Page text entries
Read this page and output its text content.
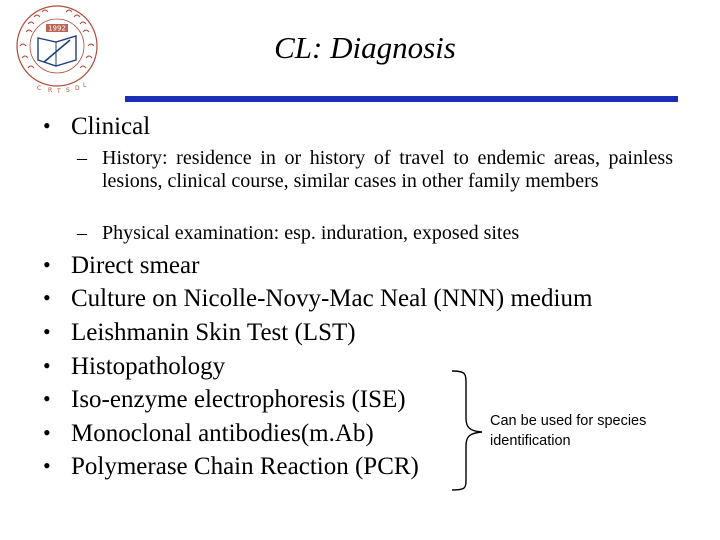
1992
C R T S D L
CL: Diagnosis
• Clinical
– History: residence in or history of travel to endemic areas, painless lesions, clinical course, similar cases in other family members
– Physical examination: esp. induration, exposed sites
• Direct smear
• Culture on Nicolle-Novy-Mac Neal (NNN) medium
• Leishmanin Skin Test (LST)
• Histopathology
• Iso-enzyme electrophoresis (ISE)
• Monoclonal antibodies(m.Ab)
• Polymerase Chain Reaction (PCR)
Can be used for species identification
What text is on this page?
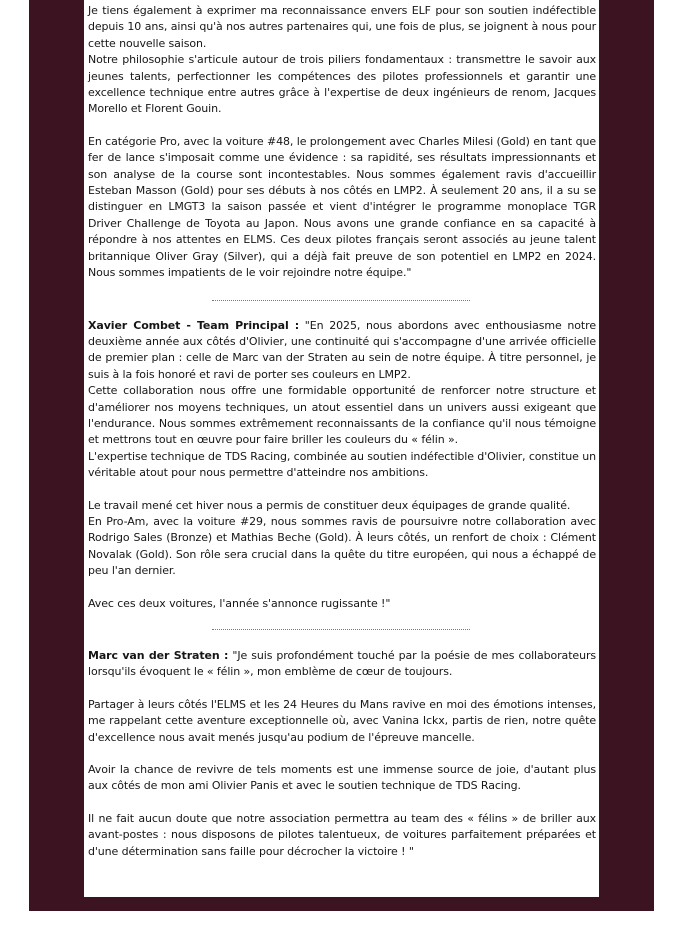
Je tiens également à exprimer ma reconnaissance envers ELF pour son soutien indéfectible depuis 10 ans, ainsi qu'à nos autres partenaires qui, une fois de plus, se joignent à nous pour cette nouvelle saison.

Notre philosophie s'articule autour de trois piliers fondamentaux : transmettre le savoir aux jeunes talents, perfectionner les compétences des pilotes professionnels et garantir une excellence technique entre autres grâce à l'expertise de deux ingénieurs de renom, Jacques Morello et Florent Gouin.

En catégorie Pro, avec la voiture #48, le prolongement avec Charles Milesi (Gold) en tant que fer de lance s'imposait comme une évidence : sa rapidité, ses résultats impressionnants et son analyse de la course sont incontestables. Nous sommes également ravis d'accueillir Esteban Masson (Gold) pour ses débuts à nos côtés en LMP2. À seulement 20 ans, il a su se distinguer en LMGT3 la saison passée et vient d'intégrer le programme monoplace TGR Driver Challenge de Toyota au Japon. Nous avons une grande confiance en sa capacité à répondre à nos attentes en ELMS. Ces deux pilotes français seront associés au jeune talent britannique Oliver Gray (Silver), qui a déjà fait preuve de son potentiel en LMP2 en 2024. Nous sommes impatients de le voir rejoindre notre équipe."

Xavier Combet - Team Principal : "En 2025, nous abordons avec enthousiasme notre deuxième année aux côtés d'Olivier, une continuité qui s'accompagne d'une arrivée officielle de premier plan : celle de Marc van der Straten au sein de notre équipe. À titre personnel, je suis à la fois honoré et ravi de porter ses couleurs en LMP2.

Cette collaboration nous offre une formidable opportunité de renforcer notre structure et d'améliorer nos moyens techniques, un atout essentiel dans un univers aussi exigeant que l'endurance. Nous sommes extrêmement reconnaissants de la confiance qu'il nous témoigne et mettrons tout en œuvre pour faire briller les couleurs du « félin ».

L'expertise technique de TDS Racing, combinée au soutien indéfectible d'Olivier, constitue un véritable atout pour nous permettre d'atteindre nos ambitions.

Le travail mené cet hiver nous a permis de constituer deux équipages de grande qualité.

En Pro-Am, avec la voiture #29, nous sommes ravis de poursuivre notre collaboration avec Rodrigo Sales (Bronze) et Mathias Beche (Gold). À leurs côtés, un renfort de choix : Clément Novalak (Gold). Son rôle sera crucial dans la quête du titre européen, qui nous a échappé de peu l'an dernier.

Avec ces deux voitures, l'année s'annonce rugissante !"

Marc van der Straten : "Je suis profondément touché par la poésie de mes collaborateurs lorsqu'ils évoquent le « félin », mon emblème de cœur de toujours.

Partager à leurs côtés l'ELMS et les 24 Heures du Mans ravive en moi des émotions intenses, me rappelant cette aventure exceptionnelle où, avec Vanina Ickx, partis de rien, notre quête d'excellence nous avait menés jusqu'au podium de l'épreuve mancelle.

Avoir la chance de revivre de tels moments est une immense source de joie, d'autant plus aux côtés de mon ami Olivier Panis et avec le soutien technique de TDS Racing.

Il ne fait aucun doute que notre association permettra au team des « félins » de briller aux avant-postes : nous disposons de pilotes talentueux, de voitures parfaitement préparées et d'une détermination sans faille pour décrocher la victoire ! "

Task brief> Retype the data word for word and keep the pictures out of it.

Answer below>
Read this page and output its text content.
1992
C R T S D L
CL: Diagnosis
• Clinical
– History: residence in or history of travel to endemic areas, painless lesions, clinical course, similar cases in other family members
– Physical examination: esp. induration, exposed sites
• Direct smear
• Culture on Nicolle-Novy-Mac Neal (NNN) medium
• Leishmanin Skin Test (LST)
• Histopathology
• Iso-enzyme electrophoresis (ISE)
• Monoclonal antibodies(m.Ab)
• Polymerase Chain Reaction (PCR)
Can be used for species identification
What text is on this page?
Je tiens également à exprimer ma reconnaissance envers ELF pour son soutien indéfectible depuis 10 ans, ainsi qu'à nos autres partenaires qui, une fois de plus, se joignent à nous pour cette nouvelle saison.

Notre philosophie s'articule autour de trois piliers fondamentaux : transmettre le savoir aux jeunes talents, perfectionner les compétences des pilotes professionnels et garantir une excellence technique entre autres grâce à l'expertise de deux ingénieurs de renom, Jacques Morello et Florent Gouin.

En catégorie Pro, avec la voiture #48, le prolongement avec Charles Milesi (Gold) en tant que fer de lance s'imposait comme une évidence : sa rapidité, ses résultats impressionnants et son analyse de la course sont incontestables. Nous sommes également ravis d'accueillir Esteban Masson (Gold) pour ses débuts à nos côtés en LMP2. À seulement 20 ans, il a su se distinguer en LMGT3 la saison passée et vient d'intégrer le programme monoplace TGR Driver Challenge de Toyota au Japon. Nous avons une grande confiance en sa capacité à répondre à nos attentes en ELMS. Ces deux pilotes français seront associés au jeune talent britannique Oliver Gray (Silver), qui a déjà fait preuve de son potentiel en LMP2 en 2024. Nous sommes impatients de le voir rejoindre notre équipe."

Xavier Combet - Team Principal : "En 2025, nous abordons avec enthousiasme notre deuxième année aux côtés d'Olivier, une continuité qui s'accompagne d'une arrivée officielle de premier plan : celle de Marc van der Straten au sein de notre équipe. À titre personnel, je suis à la fois honoré et ravi de porter ses couleurs en LMP2.

Cette collaboration nous offre une formidable opportunité de renforcer notre structure et d'améliorer nos moyens techniques, un atout essentiel dans un univers aussi exigeant que l'endurance. Nous sommes extrêmement reconnaissants de la confiance qu'il nous témoigne et mettrons tout en œuvre pour faire briller les couleurs du « félin ».

L'expertise technique de TDS Racing, combinée au soutien indéfectible d'Olivier, constitue un véritable atout pour nous permettre d'atteindre nos ambitions.

Le travail mené cet hiver nous a permis de constituer deux équipages de grande qualité.

En Pro-Am, avec la voiture #29, nous sommes ravis de poursuivre notre collaboration avec Rodrigo Sales (Bronze) et Mathias Beche (Gold). À leurs côtés, un renfort de choix : Clément Novalak (Gold). Son rôle sera crucial dans la quête du titre européen, qui nous a échappé de peu l'an dernier.

Avec ces deux voitures, l'année s'annonce rugissante !"

Marc van der Straten : "Je suis profondément touché par la poésie de mes collaborateurs lorsqu'ils évoquent le « félin », mon emblème de cœur de toujours.

Partager à leurs côtés l'ELMS et les 24 Heures du Mans ravive en moi des émotions intenses, me rappelant cette aventure exceptionnelle où, avec Vanina Ickx, partis de rien, notre quête d'excellence nous avait menés jusqu'au podium de l'épreuve mancelle.

Avoir la chance de revivre de tels moments est une immense source de joie, d'autant plus aux côtés de mon ami Olivier Panis et avec le soutien technique de TDS Racing.

Il ne fait aucun doute que notre association permettra au team des « félins » de briller aux avant-postes : nous disposons de pilotes talentueux, de voitures parfaitement préparées et d'une détermination sans faille pour décrocher la victoire ! "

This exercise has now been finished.